(Source data)
>>>>

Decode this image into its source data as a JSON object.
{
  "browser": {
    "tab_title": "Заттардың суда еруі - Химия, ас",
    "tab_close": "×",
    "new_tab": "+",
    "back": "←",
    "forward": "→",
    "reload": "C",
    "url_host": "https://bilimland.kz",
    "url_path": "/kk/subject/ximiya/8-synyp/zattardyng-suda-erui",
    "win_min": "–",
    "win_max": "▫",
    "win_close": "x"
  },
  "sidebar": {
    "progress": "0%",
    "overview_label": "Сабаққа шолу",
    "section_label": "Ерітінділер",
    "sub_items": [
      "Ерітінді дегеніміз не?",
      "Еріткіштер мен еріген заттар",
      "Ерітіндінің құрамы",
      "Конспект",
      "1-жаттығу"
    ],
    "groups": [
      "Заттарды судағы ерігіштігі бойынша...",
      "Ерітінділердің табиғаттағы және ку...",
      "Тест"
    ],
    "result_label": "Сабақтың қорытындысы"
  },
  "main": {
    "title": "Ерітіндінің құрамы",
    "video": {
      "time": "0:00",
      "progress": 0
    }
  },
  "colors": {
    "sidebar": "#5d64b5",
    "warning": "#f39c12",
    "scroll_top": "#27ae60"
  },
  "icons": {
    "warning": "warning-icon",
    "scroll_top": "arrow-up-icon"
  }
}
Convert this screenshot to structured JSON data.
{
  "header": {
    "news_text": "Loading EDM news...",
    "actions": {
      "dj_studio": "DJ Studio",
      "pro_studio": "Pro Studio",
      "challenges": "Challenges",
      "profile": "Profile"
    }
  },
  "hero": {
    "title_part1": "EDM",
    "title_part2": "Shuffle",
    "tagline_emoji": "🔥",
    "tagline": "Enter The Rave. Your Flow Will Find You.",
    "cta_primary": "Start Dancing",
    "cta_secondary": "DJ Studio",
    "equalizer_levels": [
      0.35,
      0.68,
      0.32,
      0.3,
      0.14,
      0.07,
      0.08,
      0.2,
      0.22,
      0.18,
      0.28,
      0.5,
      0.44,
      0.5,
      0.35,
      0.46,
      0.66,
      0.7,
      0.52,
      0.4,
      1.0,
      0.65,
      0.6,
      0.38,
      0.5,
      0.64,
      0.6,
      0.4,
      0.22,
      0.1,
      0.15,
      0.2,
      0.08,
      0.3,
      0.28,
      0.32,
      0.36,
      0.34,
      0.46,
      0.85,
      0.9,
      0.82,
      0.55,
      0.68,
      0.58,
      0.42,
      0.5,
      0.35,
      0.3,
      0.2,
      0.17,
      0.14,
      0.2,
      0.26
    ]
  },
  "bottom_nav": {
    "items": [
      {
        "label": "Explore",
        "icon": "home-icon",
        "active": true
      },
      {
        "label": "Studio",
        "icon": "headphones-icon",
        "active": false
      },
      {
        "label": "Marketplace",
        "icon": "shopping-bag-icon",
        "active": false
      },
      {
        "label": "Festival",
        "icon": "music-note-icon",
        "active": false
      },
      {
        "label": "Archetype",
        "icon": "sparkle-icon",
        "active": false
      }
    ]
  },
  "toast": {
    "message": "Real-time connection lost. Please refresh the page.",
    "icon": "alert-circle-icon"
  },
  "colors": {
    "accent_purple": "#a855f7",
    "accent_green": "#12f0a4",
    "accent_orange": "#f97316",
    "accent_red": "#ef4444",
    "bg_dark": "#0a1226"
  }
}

<<<<

Set down the material above again, word for word.

Decode this image into its source data as a JSON object.
{
  "browser": {
    "tab_title": "Заттардың суда еруі - Химия, ас",
    "tab_close": "×",
    "new_tab": "+",
    "back": "←",
    "forward": "→",
    "reload": "C",
    "url_host": "https://bilimland.kz",
    "url_path": "/kk/subject/ximiya/8-synyp/zattardyng-suda-erui",
    "win_min": "–",
    "win_max": "▫",
    "win_close": "x"
  },
  "sidebar": {
    "progress": "0%",
    "overview_label": "Сабаққа шолу",
    "section_label": "Ерітінділер",
    "sub_items": [
      "Ерітінді дегеніміз не?",
      "Еріткіштер мен еріген заттар",
      "Ерітіндінің құрамы",
      "Конспект",
      "1-жаттығу"
    ],
    "groups": [
      "Заттарды судағы ерігіштігі бойынша...",
      "Ерітінділердің табиғаттағы және ку...",
      "Тест"
    ],
    "result_label": "Сабақтың қорытындысы"
  },
  "main": {
    "title": "Ерітіндінің құрамы",
    "video": {
      "time": "0:00",
      "progress": 0
    }
  },
  "colors": {
    "sidebar": "#5d64b5",
    "warning": "#f39c12",
    "scroll_top": "#27ae60"
  },
  "icons": {
    "warning": "warning-icon",
    "scroll_top": "arrow-up-icon"
  }
}
Convert this screenshot to structured JSON data.
{
  "header": {
    "news_text": "Loading EDM news...",
    "actions": {
      "dj_studio": "DJ Studio",
      "pro_studio": "Pro Studio",
      "challenges": "Challenges",
      "profile": "Profile"
    }
  },
  "hero": {
    "title_part1": "EDM",
    "title_part2": "Shuffle",
    "tagline_emoji": "🔥",
    "tagline": "Enter The Rave. Your Flow Will Find You.",
    "cta_primary": "Start Dancing",
    "cta_secondary": "DJ Studio",
    "equalizer_levels": [
      0.35,
      0.68,
      0.32,
      0.3,
      0.14,
      0.07,
      0.08,
      0.2,
      0.22,
      0.18,
      0.28,
      0.5,
      0.44,
      0.5,
      0.35,
      0.46,
      0.66,
      0.7,
      0.52,
      0.4,
      1.0,
      0.65,
      0.6,
      0.38,
      0.5,
      0.64,
      0.6,
      0.4,
      0.22,
      0.1,
      0.15,
      0.2,
      0.08,
      0.3,
      0.28,
      0.32,
      0.36,
      0.34,
      0.46,
      0.85,
      0.9,
      0.82,
      0.55,
      0.68,
      0.58,
      0.42,
      0.5,
      0.35,
      0.3,
      0.2,
      0.17,
      0.14,
      0.2,
      0.26
    ]
  },
  "bottom_nav": {
    "items": [
      {
        "label": "Explore",
        "icon": "home-icon",
        "active": true
      },
      {
        "label": "Studio",
        "icon": "headphones-icon",
        "active": false
      },
      {
        "label": "Marketplace",
        "icon": "shopping-bag-icon",
        "active": false
      },
      {
        "label": "Festival",
        "icon": "music-note-icon",
        "active": false
      },
      {
        "label": "Archetype",
        "icon": "sparkle-icon",
        "active": false
      }
    ]
  },
  "toast": {
    "message": "Real-time connection lost. Please refresh the page.",
    "icon": "alert-circle-icon"
  },
  "colors": {
    "accent_purple": "#a855f7",
    "accent_green": "#12f0a4",
    "accent_orange": "#f97316",
    "accent_red": "#ef4444",
    "bg_dark": "#0a1226"
  }
}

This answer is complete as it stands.